▸ TASK OBJECTIVE: Output the entries verbatim, including every line.
═════ DATA LINES ═════
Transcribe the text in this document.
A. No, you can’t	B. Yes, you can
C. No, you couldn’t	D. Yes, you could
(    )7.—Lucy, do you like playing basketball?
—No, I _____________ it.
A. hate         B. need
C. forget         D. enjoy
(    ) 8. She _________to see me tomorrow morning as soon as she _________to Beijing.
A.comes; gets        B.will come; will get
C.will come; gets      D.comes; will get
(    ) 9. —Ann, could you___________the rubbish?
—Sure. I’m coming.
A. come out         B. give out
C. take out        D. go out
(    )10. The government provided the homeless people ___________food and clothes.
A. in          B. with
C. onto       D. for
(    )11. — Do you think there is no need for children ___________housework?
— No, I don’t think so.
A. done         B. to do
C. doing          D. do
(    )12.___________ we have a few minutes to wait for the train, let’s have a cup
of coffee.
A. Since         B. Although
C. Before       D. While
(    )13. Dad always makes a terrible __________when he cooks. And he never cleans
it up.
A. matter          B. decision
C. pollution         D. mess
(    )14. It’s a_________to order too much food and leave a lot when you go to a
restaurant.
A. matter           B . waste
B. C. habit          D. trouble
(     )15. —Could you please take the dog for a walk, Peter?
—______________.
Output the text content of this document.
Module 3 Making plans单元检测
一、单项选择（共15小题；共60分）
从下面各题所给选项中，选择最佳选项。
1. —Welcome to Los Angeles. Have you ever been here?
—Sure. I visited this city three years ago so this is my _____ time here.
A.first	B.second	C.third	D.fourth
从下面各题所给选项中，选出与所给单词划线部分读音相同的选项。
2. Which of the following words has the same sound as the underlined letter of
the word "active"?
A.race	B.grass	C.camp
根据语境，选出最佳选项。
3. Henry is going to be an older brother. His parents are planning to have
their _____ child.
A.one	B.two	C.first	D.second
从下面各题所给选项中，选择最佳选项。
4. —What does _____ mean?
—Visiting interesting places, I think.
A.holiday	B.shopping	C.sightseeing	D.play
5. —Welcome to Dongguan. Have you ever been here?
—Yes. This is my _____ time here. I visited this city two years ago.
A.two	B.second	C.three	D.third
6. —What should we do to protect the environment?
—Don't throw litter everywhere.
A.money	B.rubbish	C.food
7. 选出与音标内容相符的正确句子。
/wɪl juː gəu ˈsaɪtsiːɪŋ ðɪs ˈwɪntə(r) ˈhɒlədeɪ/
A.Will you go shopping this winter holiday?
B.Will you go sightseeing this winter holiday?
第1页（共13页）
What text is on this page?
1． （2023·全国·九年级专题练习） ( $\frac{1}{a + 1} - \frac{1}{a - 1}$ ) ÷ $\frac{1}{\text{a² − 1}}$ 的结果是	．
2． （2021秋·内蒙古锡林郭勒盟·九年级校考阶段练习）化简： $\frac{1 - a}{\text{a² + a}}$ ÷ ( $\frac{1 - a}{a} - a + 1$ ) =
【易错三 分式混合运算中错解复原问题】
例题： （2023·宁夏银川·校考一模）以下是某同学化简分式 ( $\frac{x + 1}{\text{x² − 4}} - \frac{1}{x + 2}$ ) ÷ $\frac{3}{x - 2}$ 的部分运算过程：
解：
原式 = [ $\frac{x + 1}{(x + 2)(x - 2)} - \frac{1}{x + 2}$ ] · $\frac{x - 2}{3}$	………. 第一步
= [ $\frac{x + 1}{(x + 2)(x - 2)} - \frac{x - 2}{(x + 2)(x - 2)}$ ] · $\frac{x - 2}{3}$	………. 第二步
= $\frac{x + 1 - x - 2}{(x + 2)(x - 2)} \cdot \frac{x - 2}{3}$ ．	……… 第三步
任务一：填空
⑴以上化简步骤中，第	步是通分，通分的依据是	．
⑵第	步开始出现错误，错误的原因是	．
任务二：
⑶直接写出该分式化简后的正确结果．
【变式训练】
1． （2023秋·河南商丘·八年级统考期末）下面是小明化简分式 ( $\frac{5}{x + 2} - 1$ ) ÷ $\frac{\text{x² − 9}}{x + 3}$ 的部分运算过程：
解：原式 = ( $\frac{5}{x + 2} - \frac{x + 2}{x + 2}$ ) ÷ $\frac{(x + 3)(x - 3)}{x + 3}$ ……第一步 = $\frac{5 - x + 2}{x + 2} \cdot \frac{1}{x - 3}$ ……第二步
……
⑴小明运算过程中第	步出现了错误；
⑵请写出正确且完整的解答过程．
═════
▸ CORRECT OUTPUT:
Transcribe the text in this document.
A. No, you can’t	B. Yes, you can
C. No, you couldn’t	D. Yes, you could
(    )7.—Lucy, do you like playing basketball?
—No, I _____________ it.
A. hate         B. need
C. forget         D. enjoy
(    ) 8. She _________to see me tomorrow morning as soon as she _________to Beijing.
A.comes; gets        B.will come; will get
C.will come; gets      D.comes; will get
(    ) 9. —Ann, could you___________the rubbish?
—Sure. I’m coming.
A. come out         B. give out
C. take out        D. go out
(    )10. The government provided the homeless people ___________food and clothes.
A. in          B. with
C. onto       D. for
(    )11. — Do you think there is no need for children ___________housework?
— No, I don’t think so.
A. done         B. to do
C. doing          D. do
(    )12.___________ we have a few minutes to wait for the train, let’s have a cup
of coffee.
A. Since         B. Although
C. Before       D. While
(    )13. Dad always makes a terrible __________when he cooks. And he never cleans
it up.
A. matter          B. decision
C. pollution         D. mess
(    )14. It’s a_________to order too much food and leave a lot when you go to a
restaurant.
A. matter           B . waste
B. C. habit          D. trouble
(     )15. —Could you please take the dog for a walk, Peter?
—______________.
Output the text content of this document.
Module 3 Making plans单元检测
一、单项选择（共15小题；共60分）
从下面各题所给选项中，选择最佳选项。
1. —Welcome to Los Angeles. Have you ever been here?
—Sure. I visited this city three years ago so this is my _____ time here.
A.first	B.second	C.third	D.fourth
从下面各题所给选项中，选出与所给单词划线部分读音相同的选项。
2. Which of the following words has the same sound as the underlined letter of
the word "active"?
A.race	B.grass	C.camp
根据语境，选出最佳选项。
3. Henry is going to be an older brother. His parents are planning to have
their _____ child.
A.one	B.two	C.first	D.second
从下面各题所给选项中，选择最佳选项。
4. —What does _____ mean?
—Visiting interesting places, I think.
A.holiday	B.shopping	C.sightseeing	D.play
5. —Welcome to Dongguan. Have you ever been here?
—Yes. This is my _____ time here. I visited this city two years ago.
A.two	B.second	C.three	D.third
6. —What should we do to protect the environment?
—Don't throw litter everywhere.
A.money	B.rubbish	C.food
7. 选出与音标内容相符的正确句子。
/wɪl juː gəu ˈsaɪtsiːɪŋ ðɪs ˈwɪntə(r) ˈhɒlədeɪ/
A.Will you go shopping this winter holiday?
B.Will you go sightseeing this winter holiday?
第1页（共13页）
What text is on this page?
1． （2023·全国·九年级专题练习） ( $\frac{1}{a + 1} - \frac{1}{a - 1}$ ) ÷ $\frac{1}{\text{a² − 1}}$ 的结果是	．
2． （2021秋·内蒙古锡林郭勒盟·九年级校考阶段练习）化简： $\frac{1 - a}{\text{a² + a}}$ ÷ ( $\frac{1 - a}{a} - a + 1$ ) =
【易错三 分式混合运算中错解复原问题】
例题： （2023·宁夏银川·校考一模）以下是某同学化简分式 ( $\frac{x + 1}{\text{x² − 4}} - \frac{1}{x + 2}$ ) ÷ $\frac{3}{x - 2}$ 的部分运算过程：
解：
原式 = [ $\frac{x + 1}{(x + 2)(x - 2)} - \frac{1}{x + 2}$ ] · $\frac{x - 2}{3}$	………. 第一步
= [ $\frac{x + 1}{(x + 2)(x - 2)} - \frac{x - 2}{(x + 2)(x - 2)}$ ] · $\frac{x - 2}{3}$	………. 第二步
= $\frac{x + 1 - x - 2}{(x + 2)(x - 2)} \cdot \frac{x - 2}{3}$ ．	……… 第三步
任务一：填空
⑴以上化简步骤中，第	步是通分，通分的依据是	．
⑵第	步开始出现错误，错误的原因是	．
任务二：
⑶直接写出该分式化简后的正确结果．
【变式训练】
1． （2023秋·河南商丘·八年级统考期末）下面是小明化简分式 ( $\frac{5}{x + 2} - 1$ ) ÷ $\frac{\text{x² − 9}}{x + 3}$ 的部分运算过程：
解：原式 = ( $\frac{5}{x + 2} - \frac{x + 2}{x + 2}$ ) ÷ $\frac{(x + 3)(x - 3)}{x + 3}$ ……第一步 = $\frac{5 - x + 2}{x + 2} \cdot \frac{1}{x - 3}$ ……第二步
……
⑴小明运算过程中第	步出现了错误；
⑵请写出正确且完整的解答过程．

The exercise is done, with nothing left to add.